*TASK OBJECTIVE*:
Take every line from the listing below that includes "bulib" and copy it.

*INPUT*:
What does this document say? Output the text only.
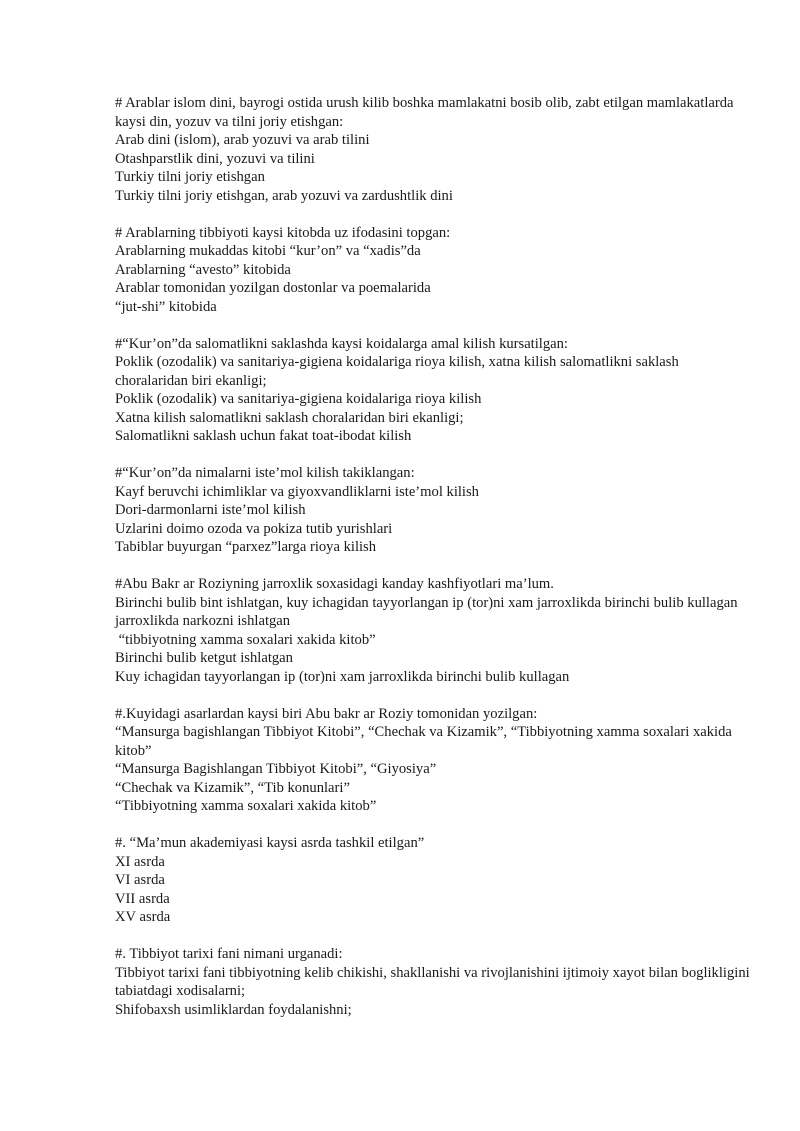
# Arablar islom dini, bayrogi ostida urush kilib boshka mamlakatni bosib olib, zabt etilgan mamlakatlarda kaysi din, yozuv va tilni joriy etishgan:
Arab dini (islom), arab yozuvi va arab tilini
Otashparstlik dini, yozuvi va tilini
Turkiy tilni joriy etishgan
Turkiy tilni joriy etishgan, arab yozuvi va zardushtlik dini
# Arablarning tibbiyoti kaysi kitobda uz ifodasini topgan:
Arablarning mukaddas kitobi “kur’on” va “xadis”da
Arablarning “avesto” kitobida
Arablar tomonidan yozilgan dostonlar va poemalarida
“jut-shi” kitobida
#“Kur’on”da salomatlikni saklashda kaysi koidalarga amal kilish kursatilgan:
Poklik (ozodalik) va sanitariya-gigiena koidalariga rioya kilish, xatna kilish salomatlikni saklash choralaridan biri ekanligi;
Poklik (ozodalik) va sanitariya-gigiena koidalariga rioya kilish
Xatna kilish salomatlikni saklash choralaridan biri ekanligi;
Salomatlikni saklash uchun fakat toat-ibodat kilish
#“Kur’on”da nimalarni iste’mol kilish takiklangan:
Kayf beruvchi ichimliklar va giyoxvandliklarni iste’mol kilish
Dori-darmonlarni iste’mol kilish
Uzlarini doimo ozoda va pokiza tutib yurishlari
Tabiblar buyurgan “parxez”larga rioya kilish
#Abu Bakr ar Roziyning jarroxlik soxasidagi kanday kashfiyotlari ma’lum.
Birinchi bulib bint ishlatgan, kuy ichagidan tayyorlangan ip (tor)ni xam jarroxlikda birinchi bulib kullagan jarroxlikda narkozni ishlatgan
“tibbiyotning xamma soxalari xakida kitob”
Birinchi bulib ketgut ishlatgan
Kuy ichagidan tayyorlangan ip (tor)ni xam jarroxlikda birinchi bulib kullagan
#.Kuyidagi asarlardan kaysi biri Abu bakr ar Roziy tomonidan yozilgan:
“Mansurga bagishlangan Tibbiyot Kitobi”, “Chechak va Kizamik”, “Tibbiyotning xamma soxalari xakida kitob”
“Mansurga Bagishlangan Tibbiyot Kitobi”, “Giyosiya”
“Chechak va Kizamik”, “Tib konunlari”
“Tibbiyotning xamma soxalari xakida kitob”
#. “Ma’mun akademiyasi kaysi asrda tashkil etilgan”
XI asrda
VI asrda
VII asrda
XV asrda
#. Tibbiyot tarixi fani nimani urganadi:
Tibbiyot tarixi fani tibbiyotning kelib chikishi, shakllanishi va rivojlanishini ijtimoiy xayot bilan boglikligini
tabiatdagi xodisalarni;
Shifobaxsh usimliklardan foydalanishni;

*SOLUTION FOR THIS EXERCISE*:
Birinchi bulib bint ishlatgan, kuy ichagidan tayyorlangan ip (tor)ni xam jarroxlikda birinchi bulib kullagan jarroxlikda narkozni ishlatgan
Birinchi bulib ketgut ishlatgan
Kuy ichagidan tayyorlangan ip (tor)ni xam jarroxlikda birinchi bulib kullagan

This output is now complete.